***** Supplied entries *****

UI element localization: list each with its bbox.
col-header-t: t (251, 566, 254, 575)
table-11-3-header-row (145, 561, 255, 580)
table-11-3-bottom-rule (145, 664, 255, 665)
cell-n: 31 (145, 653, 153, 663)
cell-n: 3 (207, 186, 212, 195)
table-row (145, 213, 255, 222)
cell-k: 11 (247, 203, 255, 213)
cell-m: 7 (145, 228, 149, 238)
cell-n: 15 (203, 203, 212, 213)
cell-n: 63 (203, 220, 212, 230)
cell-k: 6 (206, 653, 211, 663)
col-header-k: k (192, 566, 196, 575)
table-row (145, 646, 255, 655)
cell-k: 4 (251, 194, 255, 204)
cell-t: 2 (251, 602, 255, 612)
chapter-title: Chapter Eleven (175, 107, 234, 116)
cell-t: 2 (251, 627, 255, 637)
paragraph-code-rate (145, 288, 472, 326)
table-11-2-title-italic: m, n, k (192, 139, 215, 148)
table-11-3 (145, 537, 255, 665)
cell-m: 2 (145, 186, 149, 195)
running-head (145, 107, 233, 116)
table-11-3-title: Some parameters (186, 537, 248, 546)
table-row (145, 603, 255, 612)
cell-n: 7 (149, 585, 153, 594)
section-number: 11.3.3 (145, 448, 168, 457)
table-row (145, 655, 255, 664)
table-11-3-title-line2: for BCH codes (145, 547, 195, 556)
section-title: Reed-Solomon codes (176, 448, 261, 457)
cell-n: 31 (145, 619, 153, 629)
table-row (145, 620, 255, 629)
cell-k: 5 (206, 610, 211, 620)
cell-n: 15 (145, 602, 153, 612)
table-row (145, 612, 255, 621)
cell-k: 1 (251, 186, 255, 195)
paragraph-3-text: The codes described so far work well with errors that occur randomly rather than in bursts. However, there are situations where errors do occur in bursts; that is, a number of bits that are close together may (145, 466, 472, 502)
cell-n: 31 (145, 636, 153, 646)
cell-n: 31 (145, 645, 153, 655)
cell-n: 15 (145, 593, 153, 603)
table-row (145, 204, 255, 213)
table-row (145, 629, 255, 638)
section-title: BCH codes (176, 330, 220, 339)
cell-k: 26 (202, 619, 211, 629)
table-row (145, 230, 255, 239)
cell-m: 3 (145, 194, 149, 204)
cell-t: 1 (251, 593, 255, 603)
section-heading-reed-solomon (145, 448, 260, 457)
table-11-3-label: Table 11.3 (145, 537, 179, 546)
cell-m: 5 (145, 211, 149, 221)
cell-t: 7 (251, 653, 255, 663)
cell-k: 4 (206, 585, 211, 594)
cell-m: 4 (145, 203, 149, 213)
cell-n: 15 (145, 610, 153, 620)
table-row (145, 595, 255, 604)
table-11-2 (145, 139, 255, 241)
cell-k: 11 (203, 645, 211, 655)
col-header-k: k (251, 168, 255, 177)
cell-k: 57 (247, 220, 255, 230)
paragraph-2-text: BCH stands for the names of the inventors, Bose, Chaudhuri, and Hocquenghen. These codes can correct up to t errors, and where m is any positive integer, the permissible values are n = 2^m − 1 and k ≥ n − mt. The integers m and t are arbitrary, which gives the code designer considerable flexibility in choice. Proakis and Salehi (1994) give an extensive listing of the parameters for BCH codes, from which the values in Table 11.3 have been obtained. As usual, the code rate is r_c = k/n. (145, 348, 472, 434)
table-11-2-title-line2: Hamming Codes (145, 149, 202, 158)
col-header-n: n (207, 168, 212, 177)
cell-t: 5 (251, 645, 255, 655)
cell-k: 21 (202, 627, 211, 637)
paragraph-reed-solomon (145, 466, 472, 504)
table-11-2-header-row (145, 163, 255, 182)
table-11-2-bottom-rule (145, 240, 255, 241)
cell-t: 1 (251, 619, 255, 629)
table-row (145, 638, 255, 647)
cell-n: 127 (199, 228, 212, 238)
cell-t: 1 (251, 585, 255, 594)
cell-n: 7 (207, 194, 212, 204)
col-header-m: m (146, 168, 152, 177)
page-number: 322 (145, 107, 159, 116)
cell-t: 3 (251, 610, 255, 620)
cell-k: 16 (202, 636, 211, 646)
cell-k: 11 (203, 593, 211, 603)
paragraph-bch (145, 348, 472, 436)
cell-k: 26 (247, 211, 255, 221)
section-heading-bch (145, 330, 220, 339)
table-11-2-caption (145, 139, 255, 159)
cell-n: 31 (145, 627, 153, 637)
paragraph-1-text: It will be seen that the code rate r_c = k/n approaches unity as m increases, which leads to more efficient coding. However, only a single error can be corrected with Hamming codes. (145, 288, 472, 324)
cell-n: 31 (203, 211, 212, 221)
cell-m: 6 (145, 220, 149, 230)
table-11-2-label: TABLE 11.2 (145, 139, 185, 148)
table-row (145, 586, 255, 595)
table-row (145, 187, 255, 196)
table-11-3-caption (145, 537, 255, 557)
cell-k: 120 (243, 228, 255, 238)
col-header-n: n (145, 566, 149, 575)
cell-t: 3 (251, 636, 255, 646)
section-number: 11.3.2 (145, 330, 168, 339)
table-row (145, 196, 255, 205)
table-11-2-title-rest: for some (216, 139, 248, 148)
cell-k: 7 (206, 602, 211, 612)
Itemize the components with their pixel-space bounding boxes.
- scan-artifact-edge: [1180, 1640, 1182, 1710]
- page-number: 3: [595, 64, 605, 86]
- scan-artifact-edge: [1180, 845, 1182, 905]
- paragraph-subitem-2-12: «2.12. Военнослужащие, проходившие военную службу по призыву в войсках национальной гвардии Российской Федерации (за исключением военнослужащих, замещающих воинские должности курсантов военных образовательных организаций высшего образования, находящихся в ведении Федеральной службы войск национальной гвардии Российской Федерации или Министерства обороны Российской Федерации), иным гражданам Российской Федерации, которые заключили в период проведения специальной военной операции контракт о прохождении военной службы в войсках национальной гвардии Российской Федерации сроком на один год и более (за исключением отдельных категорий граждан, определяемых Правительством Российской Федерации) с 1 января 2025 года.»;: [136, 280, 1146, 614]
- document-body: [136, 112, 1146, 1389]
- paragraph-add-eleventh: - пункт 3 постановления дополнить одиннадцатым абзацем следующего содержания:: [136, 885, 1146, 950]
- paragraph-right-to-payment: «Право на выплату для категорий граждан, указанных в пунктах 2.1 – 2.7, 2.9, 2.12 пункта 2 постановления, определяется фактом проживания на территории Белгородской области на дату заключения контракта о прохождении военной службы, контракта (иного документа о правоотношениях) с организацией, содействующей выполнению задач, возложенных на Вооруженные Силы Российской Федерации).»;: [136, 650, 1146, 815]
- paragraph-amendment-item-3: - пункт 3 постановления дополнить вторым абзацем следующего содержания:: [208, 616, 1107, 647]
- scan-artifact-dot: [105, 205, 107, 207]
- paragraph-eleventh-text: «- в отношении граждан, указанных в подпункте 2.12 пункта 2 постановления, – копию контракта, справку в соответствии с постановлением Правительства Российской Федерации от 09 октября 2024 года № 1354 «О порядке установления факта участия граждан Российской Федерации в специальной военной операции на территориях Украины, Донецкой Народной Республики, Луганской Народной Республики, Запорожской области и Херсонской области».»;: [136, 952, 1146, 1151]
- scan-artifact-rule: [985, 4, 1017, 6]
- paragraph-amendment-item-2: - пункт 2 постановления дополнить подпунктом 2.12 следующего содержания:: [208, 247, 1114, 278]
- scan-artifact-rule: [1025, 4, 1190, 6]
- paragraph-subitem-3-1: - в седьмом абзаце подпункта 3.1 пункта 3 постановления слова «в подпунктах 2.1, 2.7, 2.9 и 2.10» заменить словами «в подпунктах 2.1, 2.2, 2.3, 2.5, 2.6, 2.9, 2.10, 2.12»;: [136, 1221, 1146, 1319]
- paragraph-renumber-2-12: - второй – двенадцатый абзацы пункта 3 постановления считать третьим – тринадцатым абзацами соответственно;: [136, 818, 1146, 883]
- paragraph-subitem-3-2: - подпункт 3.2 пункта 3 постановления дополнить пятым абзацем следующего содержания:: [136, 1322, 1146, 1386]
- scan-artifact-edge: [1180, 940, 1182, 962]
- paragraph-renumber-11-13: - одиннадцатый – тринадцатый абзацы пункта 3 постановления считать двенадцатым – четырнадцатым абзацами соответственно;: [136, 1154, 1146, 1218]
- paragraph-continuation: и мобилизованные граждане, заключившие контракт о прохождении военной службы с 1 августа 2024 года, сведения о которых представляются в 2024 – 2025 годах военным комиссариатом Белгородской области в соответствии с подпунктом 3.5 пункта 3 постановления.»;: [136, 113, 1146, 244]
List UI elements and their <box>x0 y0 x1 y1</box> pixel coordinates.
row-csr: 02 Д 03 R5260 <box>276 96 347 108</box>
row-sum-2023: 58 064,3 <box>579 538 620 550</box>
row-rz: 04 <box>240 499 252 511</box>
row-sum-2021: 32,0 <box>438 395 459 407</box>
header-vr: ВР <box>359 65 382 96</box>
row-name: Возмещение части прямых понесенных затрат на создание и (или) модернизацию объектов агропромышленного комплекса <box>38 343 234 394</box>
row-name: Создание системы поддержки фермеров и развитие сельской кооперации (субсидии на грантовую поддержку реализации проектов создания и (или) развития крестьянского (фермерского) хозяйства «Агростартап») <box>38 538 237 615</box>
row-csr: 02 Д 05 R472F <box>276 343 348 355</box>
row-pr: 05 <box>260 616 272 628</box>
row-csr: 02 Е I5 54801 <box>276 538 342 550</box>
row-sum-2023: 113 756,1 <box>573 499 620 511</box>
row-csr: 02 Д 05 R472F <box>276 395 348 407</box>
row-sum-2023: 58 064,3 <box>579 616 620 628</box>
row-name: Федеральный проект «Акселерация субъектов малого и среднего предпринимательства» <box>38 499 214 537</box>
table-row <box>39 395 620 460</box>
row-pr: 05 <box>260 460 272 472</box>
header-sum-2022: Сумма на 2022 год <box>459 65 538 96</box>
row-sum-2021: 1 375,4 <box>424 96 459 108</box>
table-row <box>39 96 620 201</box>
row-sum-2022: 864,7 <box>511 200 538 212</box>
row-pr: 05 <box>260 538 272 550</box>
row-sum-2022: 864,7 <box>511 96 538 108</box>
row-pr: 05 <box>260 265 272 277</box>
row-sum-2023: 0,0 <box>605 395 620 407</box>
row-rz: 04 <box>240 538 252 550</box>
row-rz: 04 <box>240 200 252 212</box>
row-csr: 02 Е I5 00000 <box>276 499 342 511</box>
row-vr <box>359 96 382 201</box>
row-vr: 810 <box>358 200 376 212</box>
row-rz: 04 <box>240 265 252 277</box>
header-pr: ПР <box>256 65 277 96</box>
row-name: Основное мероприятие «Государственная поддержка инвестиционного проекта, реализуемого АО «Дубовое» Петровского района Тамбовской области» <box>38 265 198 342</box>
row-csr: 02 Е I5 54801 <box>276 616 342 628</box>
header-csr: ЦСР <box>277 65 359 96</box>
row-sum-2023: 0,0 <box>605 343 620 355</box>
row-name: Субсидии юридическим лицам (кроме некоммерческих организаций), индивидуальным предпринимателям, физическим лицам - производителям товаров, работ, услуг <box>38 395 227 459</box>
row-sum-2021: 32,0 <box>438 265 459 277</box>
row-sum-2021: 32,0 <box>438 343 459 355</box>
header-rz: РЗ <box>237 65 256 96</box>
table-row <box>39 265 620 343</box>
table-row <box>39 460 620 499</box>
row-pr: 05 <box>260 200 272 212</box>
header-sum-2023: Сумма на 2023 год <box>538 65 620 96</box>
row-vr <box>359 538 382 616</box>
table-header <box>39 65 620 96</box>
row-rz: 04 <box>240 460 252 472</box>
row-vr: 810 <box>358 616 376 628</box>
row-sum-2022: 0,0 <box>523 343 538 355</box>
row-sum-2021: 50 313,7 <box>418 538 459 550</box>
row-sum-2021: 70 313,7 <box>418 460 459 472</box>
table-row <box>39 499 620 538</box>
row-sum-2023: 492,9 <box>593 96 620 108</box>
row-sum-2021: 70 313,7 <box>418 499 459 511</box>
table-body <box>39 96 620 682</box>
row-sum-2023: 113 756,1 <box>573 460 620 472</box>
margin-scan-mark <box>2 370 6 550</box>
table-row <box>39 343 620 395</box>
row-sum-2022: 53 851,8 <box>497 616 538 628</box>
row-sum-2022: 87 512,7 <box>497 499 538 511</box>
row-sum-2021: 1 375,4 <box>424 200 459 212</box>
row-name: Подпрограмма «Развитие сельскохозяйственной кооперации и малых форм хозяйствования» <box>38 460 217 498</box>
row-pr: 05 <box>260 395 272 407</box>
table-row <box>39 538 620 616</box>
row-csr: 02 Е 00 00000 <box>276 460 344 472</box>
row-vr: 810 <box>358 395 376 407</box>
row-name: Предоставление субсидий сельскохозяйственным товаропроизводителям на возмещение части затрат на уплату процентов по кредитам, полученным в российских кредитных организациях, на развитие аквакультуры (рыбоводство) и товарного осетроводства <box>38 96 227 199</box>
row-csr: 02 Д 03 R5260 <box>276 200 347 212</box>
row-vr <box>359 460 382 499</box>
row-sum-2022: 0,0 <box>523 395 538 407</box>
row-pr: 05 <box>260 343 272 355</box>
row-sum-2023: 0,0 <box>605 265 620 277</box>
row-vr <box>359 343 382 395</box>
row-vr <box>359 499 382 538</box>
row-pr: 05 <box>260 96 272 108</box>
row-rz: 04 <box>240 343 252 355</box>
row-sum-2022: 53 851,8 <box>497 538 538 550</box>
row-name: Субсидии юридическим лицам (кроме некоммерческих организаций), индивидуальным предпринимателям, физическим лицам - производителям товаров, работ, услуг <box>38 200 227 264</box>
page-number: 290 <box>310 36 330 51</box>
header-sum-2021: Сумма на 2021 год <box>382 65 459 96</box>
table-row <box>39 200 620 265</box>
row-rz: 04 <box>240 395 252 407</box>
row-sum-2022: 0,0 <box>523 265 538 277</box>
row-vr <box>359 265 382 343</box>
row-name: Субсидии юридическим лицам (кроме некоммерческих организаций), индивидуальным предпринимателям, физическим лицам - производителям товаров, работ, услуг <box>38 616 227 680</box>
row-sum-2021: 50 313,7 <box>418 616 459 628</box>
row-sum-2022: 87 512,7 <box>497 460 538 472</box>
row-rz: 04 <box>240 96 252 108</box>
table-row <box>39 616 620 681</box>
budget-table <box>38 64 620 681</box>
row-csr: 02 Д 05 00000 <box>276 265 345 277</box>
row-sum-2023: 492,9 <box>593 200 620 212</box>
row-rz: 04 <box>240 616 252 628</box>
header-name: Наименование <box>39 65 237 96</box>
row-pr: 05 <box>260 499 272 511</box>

*****

Required task:
Which lines in the records above contain the word "содержания"? Select each of them.

Solved exercise:
- paragraph-add-eleventh: - пункт 3 постановления дополнить одиннадцатым абзацем следующего содержания:: [136, 885, 1146, 950]
- paragraph-amendment-item-3: - пункт 3 постановления дополнить вторым абзацем следующего содержания:: [208, 616, 1107, 647]
- paragraph-amendment-item-2: - пункт 2 постановления дополнить подпунктом 2.12 следующего содержания:: [208, 247, 1114, 278]
- paragraph-subitem-3-2: - подпункт 3.2 пункта 3 постановления дополнить пятым абзацем следующего содержания:: [136, 1322, 1146, 1386]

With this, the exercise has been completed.